Exercise requirements: Print the complete set of entries exactly.

━━━━━━━━━━

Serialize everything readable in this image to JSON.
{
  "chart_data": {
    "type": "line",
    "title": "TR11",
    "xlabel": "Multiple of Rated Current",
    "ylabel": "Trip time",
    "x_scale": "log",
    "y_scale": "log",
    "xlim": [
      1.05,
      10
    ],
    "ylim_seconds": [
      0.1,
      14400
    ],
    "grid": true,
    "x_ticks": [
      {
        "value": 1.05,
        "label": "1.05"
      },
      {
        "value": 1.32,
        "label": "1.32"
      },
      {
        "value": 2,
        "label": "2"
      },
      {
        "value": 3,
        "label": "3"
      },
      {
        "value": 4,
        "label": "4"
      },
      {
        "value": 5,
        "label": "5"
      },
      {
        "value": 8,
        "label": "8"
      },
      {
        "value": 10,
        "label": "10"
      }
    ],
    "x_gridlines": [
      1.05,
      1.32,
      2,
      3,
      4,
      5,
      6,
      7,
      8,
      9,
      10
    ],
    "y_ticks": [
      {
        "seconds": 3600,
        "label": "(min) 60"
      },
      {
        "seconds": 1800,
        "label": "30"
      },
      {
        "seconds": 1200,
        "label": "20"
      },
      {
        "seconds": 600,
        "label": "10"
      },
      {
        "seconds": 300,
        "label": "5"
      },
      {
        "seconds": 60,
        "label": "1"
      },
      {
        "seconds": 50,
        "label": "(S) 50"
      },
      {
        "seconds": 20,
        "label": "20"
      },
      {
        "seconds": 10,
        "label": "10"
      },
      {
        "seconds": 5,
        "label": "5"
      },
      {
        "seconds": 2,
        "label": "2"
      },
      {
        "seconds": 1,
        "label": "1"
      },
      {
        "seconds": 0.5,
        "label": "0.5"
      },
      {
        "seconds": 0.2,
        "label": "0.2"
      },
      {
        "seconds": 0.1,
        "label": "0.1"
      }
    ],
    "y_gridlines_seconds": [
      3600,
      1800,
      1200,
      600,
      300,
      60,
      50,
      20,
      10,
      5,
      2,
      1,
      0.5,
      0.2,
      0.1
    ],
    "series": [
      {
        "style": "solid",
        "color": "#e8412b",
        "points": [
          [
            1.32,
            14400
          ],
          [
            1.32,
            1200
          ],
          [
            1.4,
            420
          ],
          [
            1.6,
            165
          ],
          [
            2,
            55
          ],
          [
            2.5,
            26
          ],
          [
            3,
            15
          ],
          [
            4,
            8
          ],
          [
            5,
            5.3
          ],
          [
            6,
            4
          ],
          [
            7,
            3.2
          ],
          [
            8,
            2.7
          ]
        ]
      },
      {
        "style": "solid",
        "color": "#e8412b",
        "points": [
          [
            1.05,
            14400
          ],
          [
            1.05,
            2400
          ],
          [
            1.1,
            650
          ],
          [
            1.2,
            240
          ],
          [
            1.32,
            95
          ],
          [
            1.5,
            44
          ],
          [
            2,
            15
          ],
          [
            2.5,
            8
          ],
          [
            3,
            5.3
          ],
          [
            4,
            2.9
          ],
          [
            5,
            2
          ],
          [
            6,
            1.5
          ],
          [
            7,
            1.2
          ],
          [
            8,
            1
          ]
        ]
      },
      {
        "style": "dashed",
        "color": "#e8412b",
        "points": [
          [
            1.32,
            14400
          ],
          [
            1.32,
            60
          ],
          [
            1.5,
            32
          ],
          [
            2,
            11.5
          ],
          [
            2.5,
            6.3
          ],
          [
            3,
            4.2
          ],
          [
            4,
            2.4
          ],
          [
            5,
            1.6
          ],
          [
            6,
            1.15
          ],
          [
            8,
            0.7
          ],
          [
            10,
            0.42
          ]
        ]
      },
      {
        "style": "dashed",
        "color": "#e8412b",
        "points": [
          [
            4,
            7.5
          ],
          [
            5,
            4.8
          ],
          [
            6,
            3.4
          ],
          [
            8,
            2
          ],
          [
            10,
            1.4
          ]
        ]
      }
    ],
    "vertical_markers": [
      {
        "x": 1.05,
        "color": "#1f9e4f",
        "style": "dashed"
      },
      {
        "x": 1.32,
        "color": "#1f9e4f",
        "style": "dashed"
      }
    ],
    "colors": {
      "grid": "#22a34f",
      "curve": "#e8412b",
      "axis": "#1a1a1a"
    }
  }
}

━━━━━━━━━━

Expected answer:
Serialize everything readable in this image to JSON.
{
  "chart_data": {
    "type": "line",
    "title": "TR11",
    "xlabel": "Multiple of Rated Current",
    "ylabel": "Trip time",
    "x_scale": "log",
    "y_scale": "log",
    "xlim": [
      1.05,
      10
    ],
    "ylim_seconds": [
      0.1,
      14400
    ],
    "grid": true,
    "x_ticks": [
      {
        "value": 1.05,
        "label": "1.05"
      },
      {
        "value": 1.32,
        "label": "1.32"
      },
      {
        "value": 2,
        "label": "2"
      },
      {
        "value": 3,
        "label": "3"
      },
      {
        "value": 4,
        "label": "4"
      },
      {
        "value": 5,
        "label": "5"
      },
      {
        "value": 8,
        "label": "8"
      },
      {
        "value": 10,
        "label": "10"
      }
    ],
    "x_gridlines": [
      1.05,
      1.32,
      2,
      3,
      4,
      5,
      6,
      7,
      8,
      9,
      10
    ],
    "y_ticks": [
      {
        "seconds": 3600,
        "label": "(min) 60"
      },
      {
        "seconds": 1800,
        "label": "30"
      },
      {
        "seconds": 1200,
        "label": "20"
      },
      {
        "seconds": 600,
        "label": "10"
      },
      {
        "seconds": 300,
        "label": "5"
      },
      {
        "seconds": 60,
        "label": "1"
      },
      {
        "seconds": 50,
        "label": "(S) 50"
      },
      {
        "seconds": 20,
        "label": "20"
      },
      {
        "seconds": 10,
        "label": "10"
      },
      {
        "seconds": 5,
        "label": "5"
      },
      {
        "seconds": 2,
        "label": "2"
      },
      {
        "seconds": 1,
        "label": "1"
      },
      {
        "seconds": 0.5,
        "label": "0.5"
      },
      {
        "seconds": 0.2,
        "label": "0.2"
      },
      {
        "seconds": 0.1,
        "label": "0.1"
      }
    ],
    "y_gridlines_seconds": [
      3600,
      1800,
      1200,
      600,
      300,
      60,
      50,
      20,
      10,
      5,
      2,
      1,
      0.5,
      0.2,
      0.1
    ],
    "series": [
      {
        "style": "solid",
        "color": "#e8412b",
        "points": [
          [
            1.32,
            14400
          ],
          [
            1.32,
            1200
          ],
          [
            1.4,
            420
          ],
          [
            1.6,
            165
          ],
          [
            2,
            55
          ],
          [
            2.5,
            26
          ],
          [
            3,
            15
          ],
          [
            4,
            8
          ],
          [
            5,
            5.3
          ],
          [
            6,
            4
          ],
          [
            7,
            3.2
          ],
          [
            8,
            2.7
          ]
        ]
      },
      {
        "style": "solid",
        "color": "#e8412b",
        "points": [
          [
            1.05,
            14400
          ],
          [
            1.05,
            2400
          ],
          [
            1.1,
            650
          ],
          [
            1.2,
            240
          ],
          [
            1.32,
            95
          ],
          [
            1.5,
            44
          ],
          [
            2,
            15
          ],
          [
            2.5,
            8
          ],
          [
            3,
            5.3
          ],
          [
            4,
            2.9
          ],
          [
            5,
            2
          ],
          [
            6,
            1.5
          ],
          [
            7,
            1.2
          ],
          [
            8,
            1
          ]
        ]
      },
      {
        "style": "dashed",
        "color": "#e8412b",
        "points": [
          [
            1.32,
            14400
          ],
          [
            1.32,
            60
          ],
          [
            1.5,
            32
          ],
          [
            2,
            11.5
          ],
          [
            2.5,
            6.3
          ],
          [
            3,
            4.2
          ],
          [
            4,
            2.4
          ],
          [
            5,
            1.6
          ],
          [
            6,
            1.15
          ],
          [
            8,
            0.7
          ],
          [
            10,
            0.42
          ]
        ]
      },
      {
        "style": "dashed",
        "color": "#e8412b",
        "points": [
          [
            4,
            7.5
          ],
          [
            5,
            4.8
          ],
          [
            6,
            3.4
          ],
          [
            8,
            2
          ],
          [
            10,
            1.4
          ]
        ]
      }
    ],
    "vertical_markers": [
      {
        "x": 1.05,
        "color": "#1f9e4f",
        "style": "dashed"
      },
      {
        "x": 1.32,
        "color": "#1f9e4f",
        "style": "dashed"
      }
    ],
    "colors": {
      "grid": "#22a34f",
      "curve": "#e8412b",
      "axis": "#1a1a1a"
    }
  }
}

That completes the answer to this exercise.